··· Record list

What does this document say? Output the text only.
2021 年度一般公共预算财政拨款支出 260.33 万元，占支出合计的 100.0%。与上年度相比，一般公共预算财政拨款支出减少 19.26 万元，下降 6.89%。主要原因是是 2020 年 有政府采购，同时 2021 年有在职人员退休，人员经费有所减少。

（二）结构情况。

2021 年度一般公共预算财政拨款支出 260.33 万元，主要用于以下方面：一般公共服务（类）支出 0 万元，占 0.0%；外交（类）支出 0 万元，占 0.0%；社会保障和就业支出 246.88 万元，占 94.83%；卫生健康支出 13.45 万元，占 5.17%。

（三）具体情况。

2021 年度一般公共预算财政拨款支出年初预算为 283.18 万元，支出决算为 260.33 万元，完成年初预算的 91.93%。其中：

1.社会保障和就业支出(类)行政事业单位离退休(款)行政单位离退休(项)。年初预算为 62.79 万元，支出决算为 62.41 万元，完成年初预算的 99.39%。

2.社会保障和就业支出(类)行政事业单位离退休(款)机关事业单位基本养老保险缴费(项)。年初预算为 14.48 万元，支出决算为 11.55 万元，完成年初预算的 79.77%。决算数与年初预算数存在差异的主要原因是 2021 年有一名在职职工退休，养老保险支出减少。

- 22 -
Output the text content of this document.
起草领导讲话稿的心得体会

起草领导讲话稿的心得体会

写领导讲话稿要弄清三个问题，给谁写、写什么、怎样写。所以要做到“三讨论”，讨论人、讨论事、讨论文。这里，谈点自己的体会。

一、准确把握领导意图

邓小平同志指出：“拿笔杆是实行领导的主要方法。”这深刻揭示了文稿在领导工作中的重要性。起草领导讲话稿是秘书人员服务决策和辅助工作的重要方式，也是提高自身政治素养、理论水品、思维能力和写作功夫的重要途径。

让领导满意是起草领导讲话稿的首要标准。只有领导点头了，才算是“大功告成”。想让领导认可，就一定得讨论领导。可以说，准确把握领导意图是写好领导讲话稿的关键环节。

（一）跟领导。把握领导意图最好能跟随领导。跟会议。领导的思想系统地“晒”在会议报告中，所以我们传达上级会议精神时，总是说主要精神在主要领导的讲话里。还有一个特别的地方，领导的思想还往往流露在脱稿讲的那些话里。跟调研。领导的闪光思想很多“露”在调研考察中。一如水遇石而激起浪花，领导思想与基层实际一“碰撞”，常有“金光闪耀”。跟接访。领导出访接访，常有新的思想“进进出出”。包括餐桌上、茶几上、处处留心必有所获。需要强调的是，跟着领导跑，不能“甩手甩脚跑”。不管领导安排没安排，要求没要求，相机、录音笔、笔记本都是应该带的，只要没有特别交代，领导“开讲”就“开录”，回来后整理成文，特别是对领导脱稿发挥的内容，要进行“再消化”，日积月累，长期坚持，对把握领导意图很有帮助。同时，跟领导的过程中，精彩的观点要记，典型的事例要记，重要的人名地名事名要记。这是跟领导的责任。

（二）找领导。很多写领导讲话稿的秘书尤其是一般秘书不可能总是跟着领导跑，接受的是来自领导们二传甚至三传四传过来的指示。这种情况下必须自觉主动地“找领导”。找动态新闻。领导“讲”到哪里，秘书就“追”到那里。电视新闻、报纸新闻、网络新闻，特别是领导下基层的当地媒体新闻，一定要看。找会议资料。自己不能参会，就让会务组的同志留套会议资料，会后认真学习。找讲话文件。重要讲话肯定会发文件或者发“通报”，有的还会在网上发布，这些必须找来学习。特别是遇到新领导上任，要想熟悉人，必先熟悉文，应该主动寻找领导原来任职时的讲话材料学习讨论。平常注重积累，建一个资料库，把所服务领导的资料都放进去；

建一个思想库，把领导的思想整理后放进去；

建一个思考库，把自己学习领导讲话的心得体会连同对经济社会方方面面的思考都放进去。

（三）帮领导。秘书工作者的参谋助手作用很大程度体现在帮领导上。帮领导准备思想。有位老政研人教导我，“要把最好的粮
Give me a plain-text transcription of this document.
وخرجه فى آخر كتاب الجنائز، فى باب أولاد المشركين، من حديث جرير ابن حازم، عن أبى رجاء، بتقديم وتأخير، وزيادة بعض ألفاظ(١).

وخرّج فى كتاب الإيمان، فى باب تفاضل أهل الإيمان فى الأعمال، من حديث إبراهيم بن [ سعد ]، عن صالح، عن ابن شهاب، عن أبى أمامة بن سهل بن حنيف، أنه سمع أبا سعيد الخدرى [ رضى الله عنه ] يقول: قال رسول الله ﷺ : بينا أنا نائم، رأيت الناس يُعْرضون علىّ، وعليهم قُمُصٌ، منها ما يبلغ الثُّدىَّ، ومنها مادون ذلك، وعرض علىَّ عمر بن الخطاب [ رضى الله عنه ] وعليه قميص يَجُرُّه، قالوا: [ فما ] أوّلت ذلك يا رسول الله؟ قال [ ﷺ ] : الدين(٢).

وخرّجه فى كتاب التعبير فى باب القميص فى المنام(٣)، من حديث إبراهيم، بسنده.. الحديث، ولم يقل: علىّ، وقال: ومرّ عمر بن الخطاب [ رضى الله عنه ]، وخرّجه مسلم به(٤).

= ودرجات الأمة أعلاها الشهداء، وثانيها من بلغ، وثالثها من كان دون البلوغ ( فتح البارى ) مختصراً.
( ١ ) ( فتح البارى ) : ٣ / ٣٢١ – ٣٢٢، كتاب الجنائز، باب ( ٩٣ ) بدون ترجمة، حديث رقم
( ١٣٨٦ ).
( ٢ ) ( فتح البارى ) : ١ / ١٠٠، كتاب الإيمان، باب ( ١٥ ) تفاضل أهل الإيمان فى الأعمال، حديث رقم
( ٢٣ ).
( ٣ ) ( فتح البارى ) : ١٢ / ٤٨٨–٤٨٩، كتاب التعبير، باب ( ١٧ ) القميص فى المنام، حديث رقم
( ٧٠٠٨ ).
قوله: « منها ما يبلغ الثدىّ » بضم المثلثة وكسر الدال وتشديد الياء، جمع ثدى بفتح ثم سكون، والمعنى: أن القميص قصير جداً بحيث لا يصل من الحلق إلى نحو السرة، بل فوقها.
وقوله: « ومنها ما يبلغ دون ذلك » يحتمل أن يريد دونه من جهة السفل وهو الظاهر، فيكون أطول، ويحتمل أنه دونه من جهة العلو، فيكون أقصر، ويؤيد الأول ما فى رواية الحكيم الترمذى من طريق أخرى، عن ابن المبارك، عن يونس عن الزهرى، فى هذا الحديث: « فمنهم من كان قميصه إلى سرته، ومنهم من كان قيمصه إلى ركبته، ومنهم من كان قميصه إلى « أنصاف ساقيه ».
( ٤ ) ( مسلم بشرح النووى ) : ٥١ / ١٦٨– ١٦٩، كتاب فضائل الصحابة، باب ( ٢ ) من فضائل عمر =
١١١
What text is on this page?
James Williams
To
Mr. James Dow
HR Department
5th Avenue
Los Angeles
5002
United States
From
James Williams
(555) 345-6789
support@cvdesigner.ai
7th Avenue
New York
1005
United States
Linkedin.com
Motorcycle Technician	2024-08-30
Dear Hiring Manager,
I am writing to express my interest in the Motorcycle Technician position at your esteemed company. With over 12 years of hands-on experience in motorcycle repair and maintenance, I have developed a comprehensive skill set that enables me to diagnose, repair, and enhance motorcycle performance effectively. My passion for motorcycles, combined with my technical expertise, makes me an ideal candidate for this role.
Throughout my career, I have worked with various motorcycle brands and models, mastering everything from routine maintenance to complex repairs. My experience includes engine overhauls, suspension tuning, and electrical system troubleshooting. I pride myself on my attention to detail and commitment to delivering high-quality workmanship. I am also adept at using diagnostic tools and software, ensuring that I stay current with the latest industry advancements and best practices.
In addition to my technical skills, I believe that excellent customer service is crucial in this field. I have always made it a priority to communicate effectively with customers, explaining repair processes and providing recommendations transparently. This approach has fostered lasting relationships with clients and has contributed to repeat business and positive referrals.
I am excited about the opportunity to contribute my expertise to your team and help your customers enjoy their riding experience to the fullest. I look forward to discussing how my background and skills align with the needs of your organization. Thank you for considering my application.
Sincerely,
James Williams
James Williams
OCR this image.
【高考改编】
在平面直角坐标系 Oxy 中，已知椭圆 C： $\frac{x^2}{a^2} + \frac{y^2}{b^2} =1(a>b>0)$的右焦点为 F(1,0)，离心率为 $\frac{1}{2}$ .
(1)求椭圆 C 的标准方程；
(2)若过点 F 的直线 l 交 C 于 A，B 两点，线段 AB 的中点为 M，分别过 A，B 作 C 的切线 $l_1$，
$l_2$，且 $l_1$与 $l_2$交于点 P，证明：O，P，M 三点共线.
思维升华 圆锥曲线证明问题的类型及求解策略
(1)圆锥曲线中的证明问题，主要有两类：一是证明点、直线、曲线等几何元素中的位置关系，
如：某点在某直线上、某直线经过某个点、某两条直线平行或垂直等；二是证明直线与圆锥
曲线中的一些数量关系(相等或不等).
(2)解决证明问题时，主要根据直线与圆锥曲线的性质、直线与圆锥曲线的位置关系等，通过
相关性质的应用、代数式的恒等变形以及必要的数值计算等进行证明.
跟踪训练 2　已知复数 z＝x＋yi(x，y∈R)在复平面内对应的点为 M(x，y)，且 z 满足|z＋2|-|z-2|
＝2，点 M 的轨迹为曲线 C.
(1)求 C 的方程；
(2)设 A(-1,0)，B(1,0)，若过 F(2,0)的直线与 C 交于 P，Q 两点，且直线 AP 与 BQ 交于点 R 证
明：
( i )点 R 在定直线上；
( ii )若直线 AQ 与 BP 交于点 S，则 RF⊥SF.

······

__Problem__:
Go through the records and pull out each line that includes the word "الله".

__Solution for this problem__:
وخرّج فى كتاب الإيمان، فى باب تفاضل أهل الإيمان فى الأعمال، من حديث إبراهيم بن [ سعد ]، عن صالح، عن ابن شهاب، عن أبى أمامة بن سهل بن حنيف، أنه سمع أبا سعيد الخدرى [ رضى الله عنه ] يقول: قال رسول الله ﷺ : بينا أنا نائم، رأيت الناس يُعْرضون علىّ، وعليهم قُمُصٌ، منها ما يبلغ الثُّدىَّ، ومنها مادون ذلك، وعرض علىَّ عمر بن الخطاب [ رضى الله عنه ] وعليه قميص يَجُرُّه، قالوا: [ فما ] أوّلت ذلك يا رسول الله؟ قال [ ﷺ ] : الدين(٢).
وخرّجه فى كتاب التعبير فى باب القميص فى المنام(٣)، من حديث إبراهيم، بسنده.. الحديث، ولم يقل: علىّ، وقال: ومرّ عمر بن الخطاب [ رضى الله عنه ]، وخرّجه مسلم به(٤).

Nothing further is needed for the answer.